* **Task requirements**
Keep only the lines that hold the string "than", filtering out the rest of the entries below.

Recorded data
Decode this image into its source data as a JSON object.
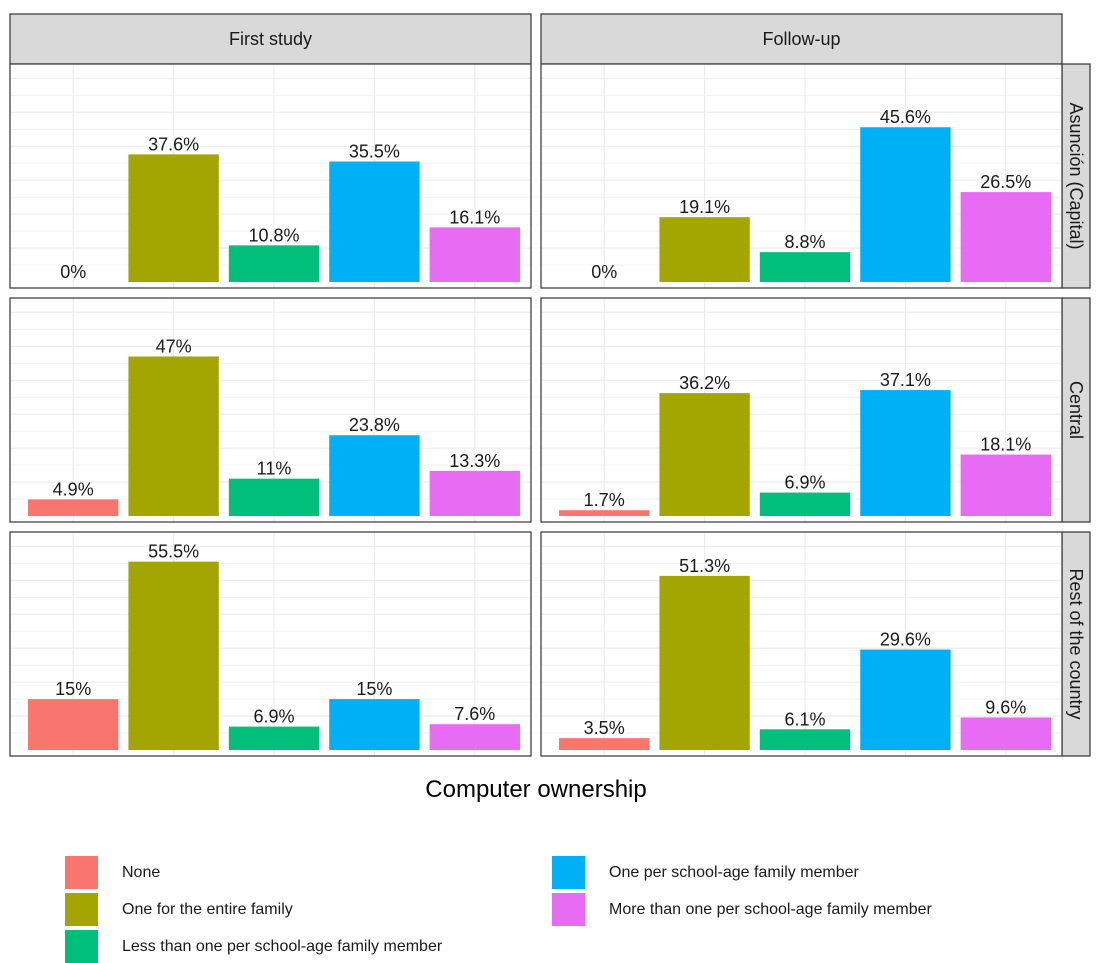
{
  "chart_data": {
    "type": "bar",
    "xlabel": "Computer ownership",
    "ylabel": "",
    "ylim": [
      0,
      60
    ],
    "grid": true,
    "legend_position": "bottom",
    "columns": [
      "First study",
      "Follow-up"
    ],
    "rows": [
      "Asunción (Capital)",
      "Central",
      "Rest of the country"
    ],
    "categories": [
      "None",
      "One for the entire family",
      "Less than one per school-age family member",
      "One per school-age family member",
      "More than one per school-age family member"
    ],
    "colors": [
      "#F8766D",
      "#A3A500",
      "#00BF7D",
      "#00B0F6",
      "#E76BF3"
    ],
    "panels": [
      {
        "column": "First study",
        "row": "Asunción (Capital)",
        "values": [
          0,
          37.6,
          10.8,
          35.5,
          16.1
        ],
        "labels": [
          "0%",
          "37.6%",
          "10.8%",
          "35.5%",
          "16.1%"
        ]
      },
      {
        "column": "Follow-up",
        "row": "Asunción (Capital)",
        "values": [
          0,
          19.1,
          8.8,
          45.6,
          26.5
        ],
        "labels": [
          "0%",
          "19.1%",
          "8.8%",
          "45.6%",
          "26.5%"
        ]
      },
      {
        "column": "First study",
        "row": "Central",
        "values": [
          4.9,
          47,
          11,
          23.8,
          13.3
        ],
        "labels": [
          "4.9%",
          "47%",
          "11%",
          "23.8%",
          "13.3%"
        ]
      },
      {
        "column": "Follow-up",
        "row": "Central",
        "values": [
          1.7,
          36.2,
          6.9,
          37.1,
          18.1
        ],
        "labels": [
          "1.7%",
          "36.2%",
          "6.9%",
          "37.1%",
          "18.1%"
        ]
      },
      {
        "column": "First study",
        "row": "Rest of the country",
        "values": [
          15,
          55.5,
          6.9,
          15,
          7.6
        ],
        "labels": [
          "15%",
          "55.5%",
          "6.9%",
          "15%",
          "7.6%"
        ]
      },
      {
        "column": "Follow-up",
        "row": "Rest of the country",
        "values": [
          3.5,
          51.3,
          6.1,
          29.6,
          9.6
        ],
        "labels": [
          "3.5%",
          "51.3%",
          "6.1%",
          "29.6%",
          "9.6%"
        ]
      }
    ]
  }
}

* **Result of this exercise**
      "Less than one per school-age family member",
      "More than one per school-age family member"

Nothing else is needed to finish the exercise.